REQUIRED TASK
Reproduce the following material line for line, without any changes, but omit the pictures.

MATERIAL FOR THE TASK
------------------------------------

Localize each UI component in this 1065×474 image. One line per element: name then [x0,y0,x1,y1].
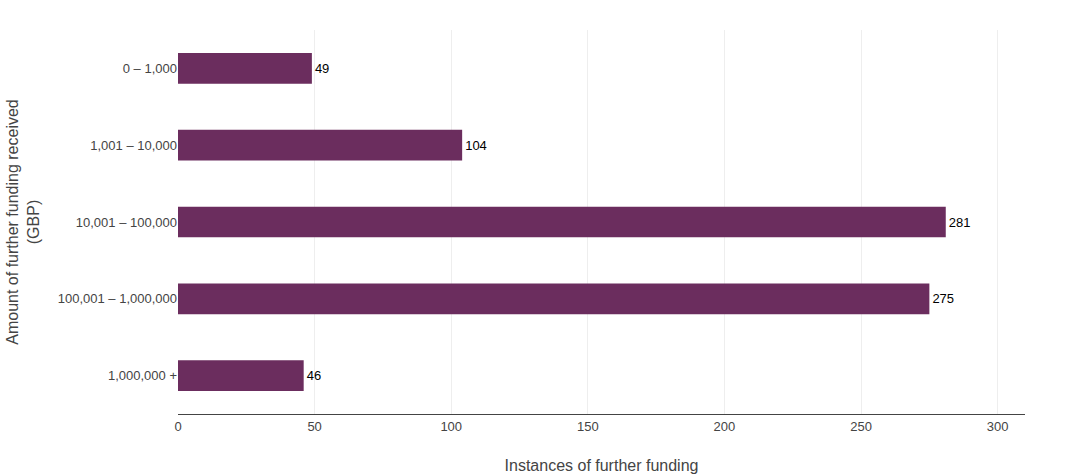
svg-text:300: 300 [987,419,1009,434]
svg-text:1,001 – 10,000: 1,001 – 10,000 [90,138,177,153]
svg-text:0: 0 [174,419,181,434]
svg-text:200: 200 [714,419,736,434]
svg-text:10,001 – 100,000: 10,001 – 100,000 [76,215,177,230]
svg-text:275: 275 [932,291,954,306]
svg-text:100: 100 [440,419,462,434]
svg-text:100,001 – 1,000,000: 100,001 – 1,000,000 [58,291,177,306]
svg-text:50: 50 [307,419,321,434]
svg-text:Instances of further funding: Instances of further funding [505,457,699,474]
svg-text:1,000,000 +: 1,000,000 + [108,368,177,383]
svg-text:250: 250 [850,419,872,434]
svg-text:49: 49 [315,61,329,76]
svg-text:104: 104 [465,138,487,153]
svg-text:281: 281 [949,215,971,230]
svg-text:46: 46 [307,368,321,383]
svg-text:Amount of further funding rece: Amount of further funding received(GBP) [4,99,42,344]
svg-text:0 – 1,000: 0 – 1,000 [123,61,177,76]
svg-text:150: 150 [577,419,599,434]
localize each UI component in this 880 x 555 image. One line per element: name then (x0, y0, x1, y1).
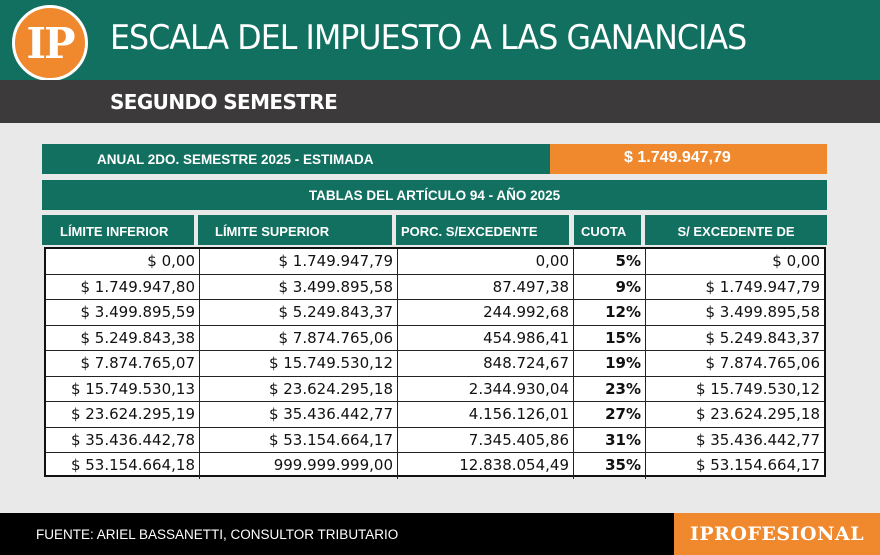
column-header-cuota: CUOTA (574, 215, 641, 245)
source-note: FUENTE: ARIEL BASSANETTI, CONSULTOR TRIB… (36, 527, 399, 542)
sobre-excedente-cell: $ 53.154.664,17 (695, 456, 820, 474)
tax-scale-table: $ 0,00 $ 1.749.947,79 0,00 5% $ 0,00 $ 1.749.… (44, 247, 826, 479)
header-bar: IP ESCALA DEL IMPUESTO A LAS GANANCIAS (0, 0, 880, 81)
table-row: $ 1.749.947,80 $ 3.499.895,58 87.497,38 9% $… (46, 274, 824, 300)
limite-inferior-cell: $ 1.749.947,80 (46, 274, 200, 300)
cuota-cell: 31% (574, 427, 646, 453)
cuota-cell: 27% (574, 402, 646, 428)
limite-superior-cell: $ 23.624.295,18 (200, 376, 398, 402)
table-row: $ 53.154.664,18 999.999.999,00 12.838.054,… (46, 453, 824, 479)
porc-excedente-cell: 848.724,67 (398, 351, 574, 377)
limite-superior-cell: $ 7.874.765,06 (200, 325, 398, 351)
porc-excedente-cell: 87.497,38 (398, 274, 574, 300)
column-header-limite-inferior: LÍMITE INFERIOR (42, 215, 194, 245)
porc-excedente-cell: 454.986,41 (398, 325, 574, 351)
column-header-sobre-excedente: S/ EXCEDENTE DE (645, 215, 827, 245)
limite-inferior-cell: $ 53.154.664,18 (46, 453, 200, 479)
cuota-cell: 35% (574, 453, 646, 479)
limite-inferior-cell: $ 7.874.765,07 (46, 351, 200, 377)
limite-superior-cell: 999.999.999,00 (200, 453, 398, 479)
table-row: $ 0,00 $ 1.749.947,79 0,00 5% $ 0,00 (46, 249, 824, 275)
limite-superior-cell: $ 53.154.664,17 (200, 427, 398, 453)
limite-superior-cell: $ 5.249.843,37 (200, 300, 398, 326)
limite-inferior-cell: $ 0,00 (46, 249, 200, 275)
sobre-excedente-cell: $ 7.874.765,06 (646, 351, 824, 377)
porc-excedente-cell: 0,00 (398, 249, 574, 275)
summary-label: ANUAL 2DO. SEMESTRE 2025 - ESTIMADA (42, 144, 550, 174)
sobre-excedente-cell: $ 3.499.895,58 (646, 300, 824, 326)
sobre-excedente-cell: $ 35.436.442,77 (646, 428, 824, 453)
table-row: $ 7.874.765,07 $ 15.749.530,12 848.724,67 1… (46, 351, 824, 377)
page-subtitle: SEGUNDO SEMESTRE (110, 90, 338, 114)
summary-value: $ 1.749.947,79 (550, 144, 827, 174)
iprofesional-logo: IP (12, 5, 88, 81)
page-title: ESCALA DEL IMPUESTO A LAS GANANCIAS (110, 18, 747, 58)
limite-superior-cell: $ 35.436.442,77 (200, 402, 398, 428)
limite-inferior-cell: $ 5.249.843,38 (46, 325, 200, 351)
column-header-porc-excedente: PORC. S/EXCEDENTE (396, 215, 569, 245)
subtitle-bar: SEGUNDO SEMESTRE (0, 80, 880, 123)
porc-excedente-cell: 12.838.054,49 (398, 453, 574, 479)
table-row: $ 3.499.895,59 $ 5.249.843,37 244.992,68 12… (46, 300, 824, 326)
cuota-cell: 15% (574, 325, 646, 351)
table-row: $ 5.249.843,38 $ 7.874.765,06 454.986,41 15… (46, 325, 824, 351)
sobre-excedente-cell: $ 1.749.947,79 (646, 275, 824, 300)
porc-excedente-cell: 7.345.405,86 (398, 427, 574, 453)
limite-superior-cell: $ 3.499.895,58 (200, 274, 398, 300)
footer-bar: FUENTE: ARIEL BASSANETTI, CONSULTOR TRIB… (0, 513, 880, 555)
porc-excedente-cell: 244.992,68 (398, 300, 574, 326)
limite-inferior-cell: $ 23.624.295,19 (46, 402, 200, 428)
limite-superior-cell: $ 1.749.947,79 (200, 249, 398, 275)
annual-summary: ANUAL 2DO. SEMESTRE 2025 - ESTIMADA $ 1.… (42, 144, 827, 174)
cuota-cell: 5% (574, 249, 646, 275)
cuota-cell: 23% (574, 376, 646, 402)
limite-inferior-cell: $ 15.749.530,13 (46, 376, 200, 402)
table-row: $ 23.624.295,19 $ 35.436.442,77 4.156.126,… (46, 402, 824, 428)
sobre-excedente-cell: $ 5.249.843,37 (646, 326, 824, 351)
cuota-cell: 12% (574, 300, 646, 326)
cuota-cell: 9% (574, 274, 646, 300)
footer-brand: IPROFESIONAL (674, 513, 880, 555)
limite-inferior-cell: $ 3.499.895,59 (46, 300, 200, 326)
limite-superior-cell: $ 15.749.530,12 (200, 351, 398, 377)
column-header-limite-superior: LÍMITE SUPERIOR (198, 215, 392, 245)
sobre-excedente-cell: $ 0,00 (646, 249, 824, 275)
porc-excedente-cell: 4.156.126,01 (398, 402, 574, 428)
table-row: $ 35.436.442,78 $ 53.154.664,17 7.345.405,… (46, 427, 824, 453)
limite-inferior-cell: $ 35.436.442,78 (46, 427, 200, 453)
table-row: $ 15.749.530,13 $ 23.624.295,18 2.344.930,… (46, 376, 824, 402)
table-title: TABLAS DEL ARTÍCULO 94 - AÑO 2025 (42, 180, 827, 210)
sobre-excedente-cell: $ 23.624.295,18 (646, 402, 824, 428)
sobre-excedente-cell: $ 15.749.530,12 (646, 377, 824, 402)
porc-excedente-cell: 2.344.930,04 (398, 376, 574, 402)
cuota-cell: 19% (574, 351, 646, 377)
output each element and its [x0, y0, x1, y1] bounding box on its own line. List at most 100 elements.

------------------------------------

THE ANSWER
Localize each UI component in this 1065×474 image. One line per element: name then [x0,y0,x1,y1].
svg-text:300: 300 [987,419,1009,434]
svg-text:1,001 – 10,000: 1,001 – 10,000 [90,138,177,153]
svg-text:0: 0 [174,419,181,434]
svg-text:200: 200 [714,419,736,434]
svg-text:10,001 – 100,000: 10,001 – 100,000 [76,215,177,230]
svg-text:275: 275 [932,291,954,306]
svg-text:100: 100 [440,419,462,434]
svg-text:100,001 – 1,000,000: 100,001 – 1,000,000 [58,291,177,306]
svg-text:50: 50 [307,419,321,434]
svg-text:Instances of further funding: Instances of further funding [505,457,699,474]
svg-text:1,000,000 +: 1,000,000 + [108,368,177,383]
svg-text:250: 250 [850,419,872,434]
svg-text:49: 49 [315,61,329,76]
svg-text:104: 104 [465,138,487,153]
svg-text:281: 281 [949,215,971,230]
svg-text:46: 46 [307,368,321,383]
svg-text:Amount of further funding rece: Amount of further funding received(GBP) [4,99,42,344]
svg-text:0 – 1,000: 0 – 1,000 [123,61,177,76]
svg-text:150: 150 [577,419,599,434]
localize each UI component in this 880 x 555 image. One line per element: name then (x0, y0, x1, y1).
column-header-cuota: CUOTA (574, 215, 641, 245)
source-note: FUENTE: ARIEL BASSANETTI, CONSULTOR TRIB… (36, 527, 399, 542)
sobre-excedente-cell: $ 53.154.664,17 (695, 456, 820, 474)
tax-scale-table: $ 0,00 $ 1.749.947,79 0,00 5% $ 0,00 $ 1.749.… (44, 247, 826, 479)
header-bar: IP ESCALA DEL IMPUESTO A LAS GANANCIAS (0, 0, 880, 81)
table-row: $ 1.749.947,80 $ 3.499.895,58 87.497,38 9% $… (46, 274, 824, 300)
limite-inferior-cell: $ 1.749.947,80 (46, 274, 200, 300)
cuota-cell: 31% (574, 427, 646, 453)
cuota-cell: 27% (574, 402, 646, 428)
limite-superior-cell: $ 23.624.295,18 (200, 376, 398, 402)
table-row: $ 53.154.664,18 999.999.999,00 12.838.054,… (46, 453, 824, 479)
porc-excedente-cell: 848.724,67 (398, 351, 574, 377)
limite-superior-cell: $ 7.874.765,06 (200, 325, 398, 351)
porc-excedente-cell: 87.497,38 (398, 274, 574, 300)
column-header-limite-inferior: LÍMITE INFERIOR (42, 215, 194, 245)
porc-excedente-cell: 454.986,41 (398, 325, 574, 351)
column-header-sobre-excedente: S/ EXCEDENTE DE (645, 215, 827, 245)
limite-inferior-cell: $ 53.154.664,18 (46, 453, 200, 479)
cuota-cell: 35% (574, 453, 646, 479)
limite-inferior-cell: $ 7.874.765,07 (46, 351, 200, 377)
limite-superior-cell: 999.999.999,00 (200, 453, 398, 479)
table-row: $ 0,00 $ 1.749.947,79 0,00 5% $ 0,00 (46, 249, 824, 275)
limite-superior-cell: $ 53.154.664,17 (200, 427, 398, 453)
limite-superior-cell: $ 5.249.843,37 (200, 300, 398, 326)
limite-inferior-cell: $ 0,00 (46, 249, 200, 275)
sobre-excedente-cell: $ 7.874.765,06 (646, 351, 824, 377)
porc-excedente-cell: 0,00 (398, 249, 574, 275)
summary-label: ANUAL 2DO. SEMESTRE 2025 - ESTIMADA (42, 144, 550, 174)
sobre-excedente-cell: $ 3.499.895,58 (646, 300, 824, 326)
sobre-excedente-cell: $ 35.436.442,77 (646, 428, 824, 453)
table-row: $ 7.874.765,07 $ 15.749.530,12 848.724,67 1… (46, 351, 824, 377)
page-subtitle: SEGUNDO SEMESTRE (110, 90, 338, 114)
summary-value: $ 1.749.947,79 (550, 144, 827, 174)
iprofesional-logo: IP (12, 5, 88, 81)
page-title: ESCALA DEL IMPUESTO A LAS GANANCIAS (110, 18, 747, 58)
limite-superior-cell: $ 35.436.442,77 (200, 402, 398, 428)
limite-inferior-cell: $ 5.249.843,38 (46, 325, 200, 351)
column-header-porc-excedente: PORC. S/EXCEDENTE (396, 215, 569, 245)
subtitle-bar: SEGUNDO SEMESTRE (0, 80, 880, 123)
porc-excedente-cell: 12.838.054,49 (398, 453, 574, 479)
table-row: $ 3.499.895,59 $ 5.249.843,37 244.992,68 12… (46, 300, 824, 326)
cuota-cell: 15% (574, 325, 646, 351)
table-row: $ 5.249.843,38 $ 7.874.765,06 454.986,41 15… (46, 325, 824, 351)
sobre-excedente-cell: $ 1.749.947,79 (646, 275, 824, 300)
porc-excedente-cell: 7.345.405,86 (398, 427, 574, 453)
limite-superior-cell: $ 3.499.895,58 (200, 274, 398, 300)
footer-bar: FUENTE: ARIEL BASSANETTI, CONSULTOR TRIB… (0, 513, 880, 555)
porc-excedente-cell: 244.992,68 (398, 300, 574, 326)
limite-inferior-cell: $ 23.624.295,19 (46, 402, 200, 428)
limite-superior-cell: $ 1.749.947,79 (200, 249, 398, 275)
annual-summary: ANUAL 2DO. SEMESTRE 2025 - ESTIMADA $ 1.… (42, 144, 827, 174)
cuota-cell: 5% (574, 249, 646, 275)
cuota-cell: 23% (574, 376, 646, 402)
limite-inferior-cell: $ 15.749.530,13 (46, 376, 200, 402)
table-row: $ 23.624.295,19 $ 35.436.442,77 4.156.126,… (46, 402, 824, 428)
sobre-excedente-cell: $ 5.249.843,37 (646, 326, 824, 351)
cuota-cell: 12% (574, 300, 646, 326)
cuota-cell: 9% (574, 274, 646, 300)
footer-brand: IPROFESIONAL (674, 513, 880, 555)
limite-inferior-cell: $ 3.499.895,59 (46, 300, 200, 326)
limite-superior-cell: $ 15.749.530,12 (200, 351, 398, 377)
column-header-limite-superior: LÍMITE SUPERIOR (198, 215, 392, 245)
sobre-excedente-cell: $ 0,00 (646, 249, 824, 275)
porc-excedente-cell: 4.156.126,01 (398, 402, 574, 428)
table-row: $ 35.436.442,78 $ 53.154.664,17 7.345.405,… (46, 427, 824, 453)
limite-inferior-cell: $ 35.436.442,78 (46, 427, 200, 453)
table-row: $ 15.749.530,13 $ 23.624.295,18 2.344.930,… (46, 376, 824, 402)
table-title: TABLAS DEL ARTÍCULO 94 - AÑO 2025 (42, 180, 827, 210)
sobre-excedente-cell: $ 23.624.295,18 (646, 402, 824, 428)
sobre-excedente-cell: $ 15.749.530,12 (646, 377, 824, 402)
porc-excedente-cell: 2.344.930,04 (398, 376, 574, 402)
cuota-cell: 19% (574, 351, 646, 377)
output each element and its [x0, y0, x1, y1] bounding box on its own line. List at most 100 elements.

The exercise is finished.